*Given exercise*
Pull every line holding the string "Frequency" from the records below.

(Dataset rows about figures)
<<<<
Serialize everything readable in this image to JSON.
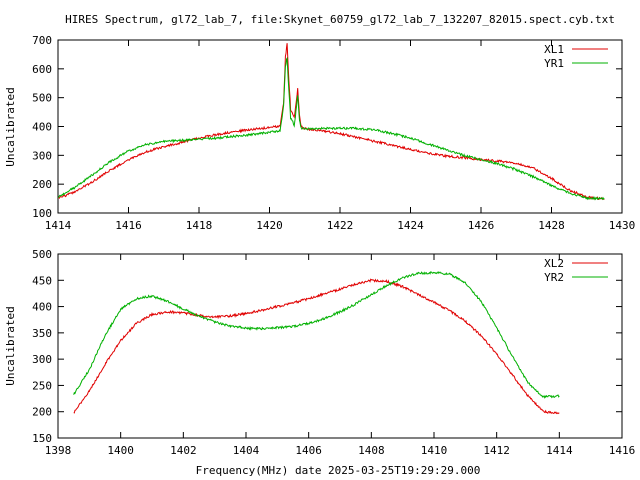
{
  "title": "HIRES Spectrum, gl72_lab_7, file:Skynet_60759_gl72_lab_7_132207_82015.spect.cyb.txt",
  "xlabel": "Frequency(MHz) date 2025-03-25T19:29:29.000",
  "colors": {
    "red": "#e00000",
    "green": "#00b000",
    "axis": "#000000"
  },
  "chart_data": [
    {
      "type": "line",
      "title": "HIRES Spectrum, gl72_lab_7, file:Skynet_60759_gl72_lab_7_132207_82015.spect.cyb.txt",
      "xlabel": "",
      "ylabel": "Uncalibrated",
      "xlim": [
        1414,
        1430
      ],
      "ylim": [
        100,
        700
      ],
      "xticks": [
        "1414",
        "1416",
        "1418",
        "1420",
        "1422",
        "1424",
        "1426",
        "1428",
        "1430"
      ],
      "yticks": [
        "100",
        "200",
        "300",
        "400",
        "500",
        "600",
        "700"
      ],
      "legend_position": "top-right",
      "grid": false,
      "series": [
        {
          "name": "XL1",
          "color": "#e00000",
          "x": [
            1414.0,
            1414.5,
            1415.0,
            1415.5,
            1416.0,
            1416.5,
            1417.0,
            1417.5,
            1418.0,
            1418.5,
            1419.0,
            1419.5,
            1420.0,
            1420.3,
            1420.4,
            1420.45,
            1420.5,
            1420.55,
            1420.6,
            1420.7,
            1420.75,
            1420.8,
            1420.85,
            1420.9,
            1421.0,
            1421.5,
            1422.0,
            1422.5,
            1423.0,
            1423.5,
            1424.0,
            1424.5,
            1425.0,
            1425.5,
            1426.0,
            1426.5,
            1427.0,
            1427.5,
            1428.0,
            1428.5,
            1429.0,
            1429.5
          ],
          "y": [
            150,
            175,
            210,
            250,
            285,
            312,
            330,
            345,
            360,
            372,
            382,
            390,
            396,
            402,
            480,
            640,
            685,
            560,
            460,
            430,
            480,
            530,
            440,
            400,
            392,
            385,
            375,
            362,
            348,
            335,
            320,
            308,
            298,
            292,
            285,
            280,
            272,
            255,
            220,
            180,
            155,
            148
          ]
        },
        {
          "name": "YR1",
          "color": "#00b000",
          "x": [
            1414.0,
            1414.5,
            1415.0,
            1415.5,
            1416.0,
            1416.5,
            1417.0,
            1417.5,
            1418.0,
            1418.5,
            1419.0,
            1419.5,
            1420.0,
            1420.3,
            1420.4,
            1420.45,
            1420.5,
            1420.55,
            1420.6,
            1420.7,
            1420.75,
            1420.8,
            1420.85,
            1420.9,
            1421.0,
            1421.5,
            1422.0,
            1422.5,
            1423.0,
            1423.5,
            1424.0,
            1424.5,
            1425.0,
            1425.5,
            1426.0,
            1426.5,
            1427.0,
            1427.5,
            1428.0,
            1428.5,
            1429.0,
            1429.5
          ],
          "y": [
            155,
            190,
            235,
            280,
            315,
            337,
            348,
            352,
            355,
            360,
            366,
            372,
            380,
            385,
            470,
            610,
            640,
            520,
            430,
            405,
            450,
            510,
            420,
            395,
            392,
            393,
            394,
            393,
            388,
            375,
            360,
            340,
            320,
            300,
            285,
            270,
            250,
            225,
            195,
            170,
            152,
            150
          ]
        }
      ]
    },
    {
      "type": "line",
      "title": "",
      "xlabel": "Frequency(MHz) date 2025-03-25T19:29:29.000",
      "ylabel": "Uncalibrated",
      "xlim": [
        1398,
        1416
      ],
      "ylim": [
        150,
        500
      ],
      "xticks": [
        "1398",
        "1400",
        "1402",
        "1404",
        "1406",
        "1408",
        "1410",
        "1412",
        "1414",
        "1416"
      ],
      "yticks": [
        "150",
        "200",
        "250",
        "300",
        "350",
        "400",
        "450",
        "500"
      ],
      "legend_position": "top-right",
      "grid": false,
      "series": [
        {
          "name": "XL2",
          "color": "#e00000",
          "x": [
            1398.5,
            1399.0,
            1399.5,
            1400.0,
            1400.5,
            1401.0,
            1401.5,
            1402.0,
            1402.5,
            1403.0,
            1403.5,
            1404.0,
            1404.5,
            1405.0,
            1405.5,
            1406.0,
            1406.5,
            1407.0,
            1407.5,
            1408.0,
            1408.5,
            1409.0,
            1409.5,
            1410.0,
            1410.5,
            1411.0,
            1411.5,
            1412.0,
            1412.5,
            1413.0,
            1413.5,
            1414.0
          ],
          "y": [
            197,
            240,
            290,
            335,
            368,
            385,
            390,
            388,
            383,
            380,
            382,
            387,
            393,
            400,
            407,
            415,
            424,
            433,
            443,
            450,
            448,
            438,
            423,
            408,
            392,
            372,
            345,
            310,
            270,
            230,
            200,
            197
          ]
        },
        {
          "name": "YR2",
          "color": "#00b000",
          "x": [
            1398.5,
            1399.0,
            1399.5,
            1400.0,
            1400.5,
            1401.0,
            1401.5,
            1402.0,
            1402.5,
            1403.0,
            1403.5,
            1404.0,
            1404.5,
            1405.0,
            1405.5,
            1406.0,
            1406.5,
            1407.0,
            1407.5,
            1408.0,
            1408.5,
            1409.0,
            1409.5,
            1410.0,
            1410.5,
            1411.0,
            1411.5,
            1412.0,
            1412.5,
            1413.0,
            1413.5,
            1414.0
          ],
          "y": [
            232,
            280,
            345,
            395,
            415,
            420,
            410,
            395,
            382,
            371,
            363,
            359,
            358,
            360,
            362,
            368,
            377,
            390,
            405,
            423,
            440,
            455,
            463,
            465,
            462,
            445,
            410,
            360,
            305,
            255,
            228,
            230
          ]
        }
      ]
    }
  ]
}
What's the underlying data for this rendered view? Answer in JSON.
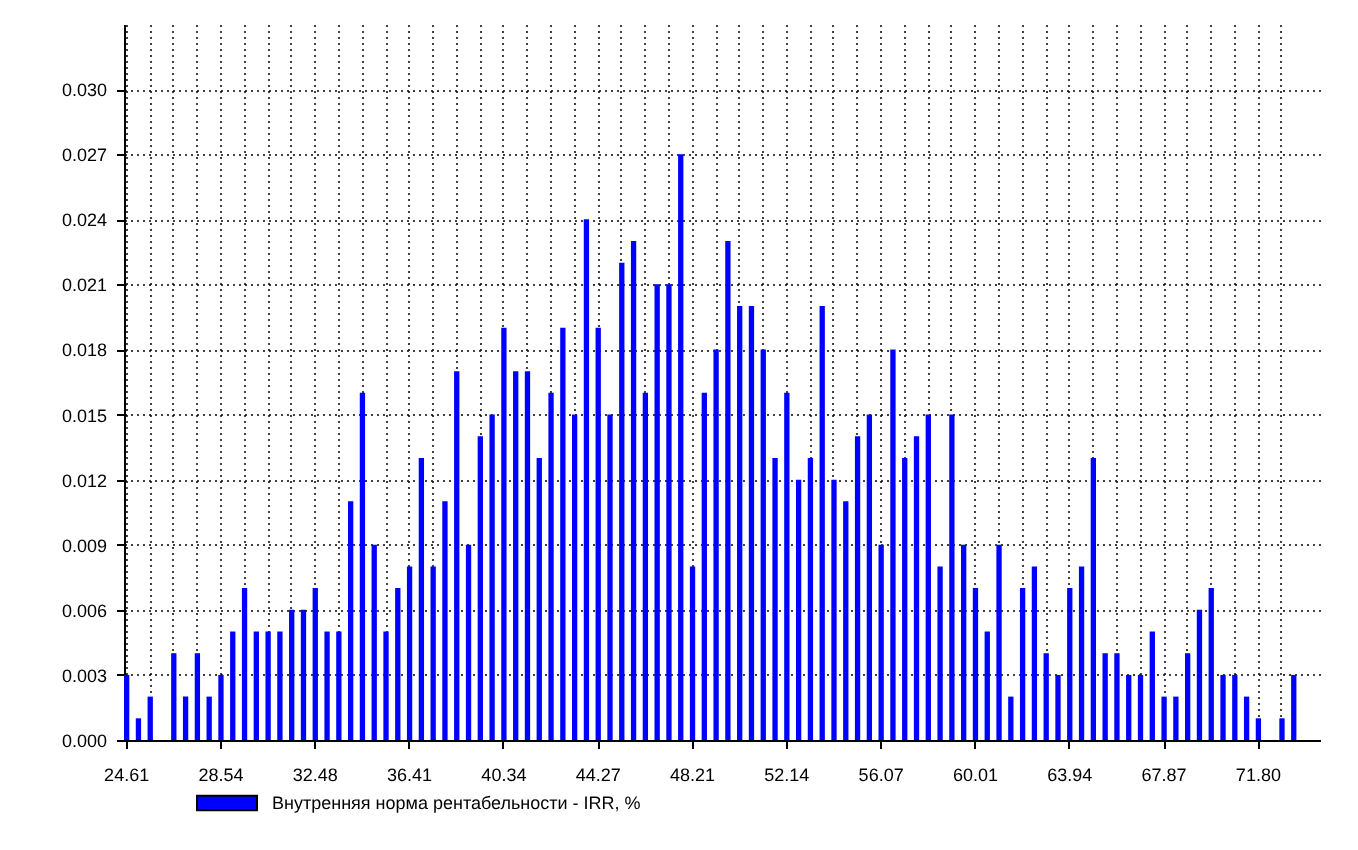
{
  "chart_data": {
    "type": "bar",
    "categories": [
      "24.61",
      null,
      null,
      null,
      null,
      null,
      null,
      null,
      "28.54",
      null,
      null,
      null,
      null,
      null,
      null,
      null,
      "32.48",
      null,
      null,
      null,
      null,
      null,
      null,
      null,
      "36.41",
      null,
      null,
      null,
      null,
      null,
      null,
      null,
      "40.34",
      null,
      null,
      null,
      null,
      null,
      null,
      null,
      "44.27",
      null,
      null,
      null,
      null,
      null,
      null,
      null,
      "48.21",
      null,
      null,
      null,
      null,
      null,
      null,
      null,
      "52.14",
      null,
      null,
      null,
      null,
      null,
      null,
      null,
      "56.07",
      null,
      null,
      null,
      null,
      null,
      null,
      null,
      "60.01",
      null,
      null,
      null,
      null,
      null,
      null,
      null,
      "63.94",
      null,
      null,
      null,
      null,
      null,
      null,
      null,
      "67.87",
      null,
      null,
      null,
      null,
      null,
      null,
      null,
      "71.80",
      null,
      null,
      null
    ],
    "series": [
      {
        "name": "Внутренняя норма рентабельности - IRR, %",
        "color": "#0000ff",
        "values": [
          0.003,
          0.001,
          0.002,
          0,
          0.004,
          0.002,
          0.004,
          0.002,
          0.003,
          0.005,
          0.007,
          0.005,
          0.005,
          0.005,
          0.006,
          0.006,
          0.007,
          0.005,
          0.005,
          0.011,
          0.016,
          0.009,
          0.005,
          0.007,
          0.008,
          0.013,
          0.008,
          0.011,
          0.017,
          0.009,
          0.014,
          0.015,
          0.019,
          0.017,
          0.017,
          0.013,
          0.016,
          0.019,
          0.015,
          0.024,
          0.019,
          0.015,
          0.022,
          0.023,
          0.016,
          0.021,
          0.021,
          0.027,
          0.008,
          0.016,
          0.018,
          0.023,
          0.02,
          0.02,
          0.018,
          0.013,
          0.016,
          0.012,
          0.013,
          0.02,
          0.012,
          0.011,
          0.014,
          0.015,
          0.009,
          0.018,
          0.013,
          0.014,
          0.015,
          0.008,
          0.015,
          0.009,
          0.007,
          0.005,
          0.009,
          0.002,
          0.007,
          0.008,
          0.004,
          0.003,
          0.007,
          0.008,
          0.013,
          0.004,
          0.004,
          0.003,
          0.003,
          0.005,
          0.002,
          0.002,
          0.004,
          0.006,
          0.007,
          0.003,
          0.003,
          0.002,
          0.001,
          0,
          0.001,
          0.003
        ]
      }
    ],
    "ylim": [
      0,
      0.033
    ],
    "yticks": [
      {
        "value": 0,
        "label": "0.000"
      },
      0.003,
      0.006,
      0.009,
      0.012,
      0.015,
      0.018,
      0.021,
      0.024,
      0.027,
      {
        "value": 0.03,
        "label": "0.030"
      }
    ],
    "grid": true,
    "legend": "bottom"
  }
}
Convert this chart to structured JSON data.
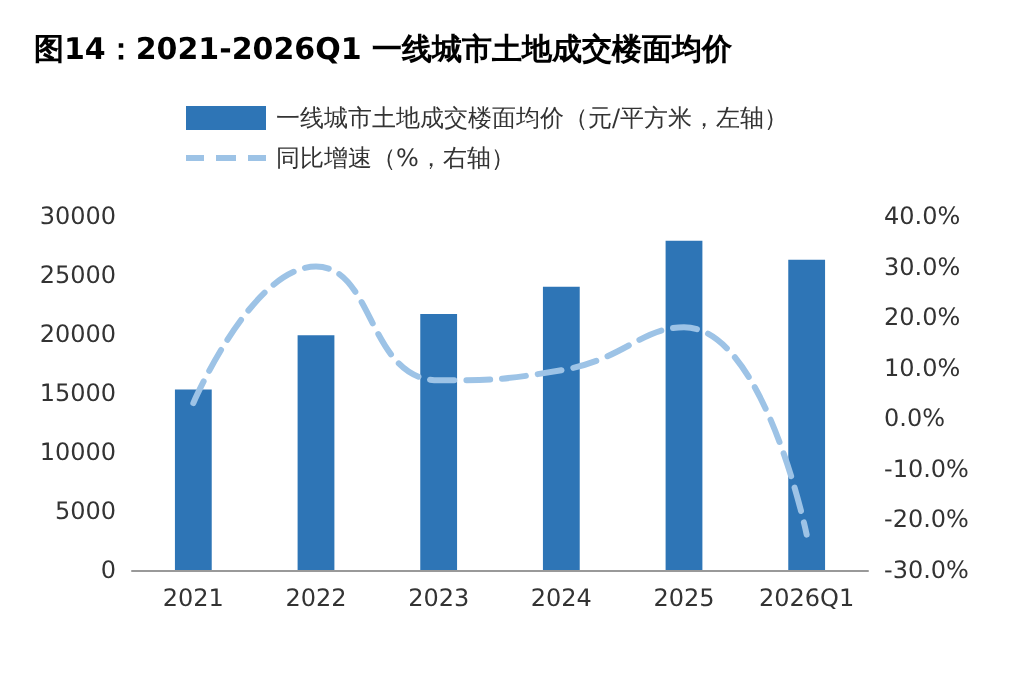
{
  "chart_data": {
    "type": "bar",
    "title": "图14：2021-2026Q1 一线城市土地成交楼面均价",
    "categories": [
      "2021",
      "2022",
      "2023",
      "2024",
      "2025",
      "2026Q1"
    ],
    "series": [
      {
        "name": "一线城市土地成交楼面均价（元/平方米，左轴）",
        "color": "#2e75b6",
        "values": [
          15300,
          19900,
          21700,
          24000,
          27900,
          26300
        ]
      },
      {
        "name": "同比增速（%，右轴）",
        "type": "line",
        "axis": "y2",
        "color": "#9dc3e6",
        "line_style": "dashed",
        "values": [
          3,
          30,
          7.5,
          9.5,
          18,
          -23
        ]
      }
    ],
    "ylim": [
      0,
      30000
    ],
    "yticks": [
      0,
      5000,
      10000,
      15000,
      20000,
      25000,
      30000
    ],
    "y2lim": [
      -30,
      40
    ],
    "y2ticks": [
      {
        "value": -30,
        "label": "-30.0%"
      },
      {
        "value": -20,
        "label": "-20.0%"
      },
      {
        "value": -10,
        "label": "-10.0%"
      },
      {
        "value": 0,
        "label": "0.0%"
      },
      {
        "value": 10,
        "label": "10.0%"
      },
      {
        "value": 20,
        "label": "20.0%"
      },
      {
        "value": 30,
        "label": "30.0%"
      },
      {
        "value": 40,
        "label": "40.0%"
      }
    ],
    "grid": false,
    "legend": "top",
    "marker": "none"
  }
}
>>>>
*Final answer*
  "xlabel": "Frequency(MHz) date 2025-03-25T19:29:29.000",
      "xlabel": "Frequency(MHz) date 2025-03-25T19:29:29.000",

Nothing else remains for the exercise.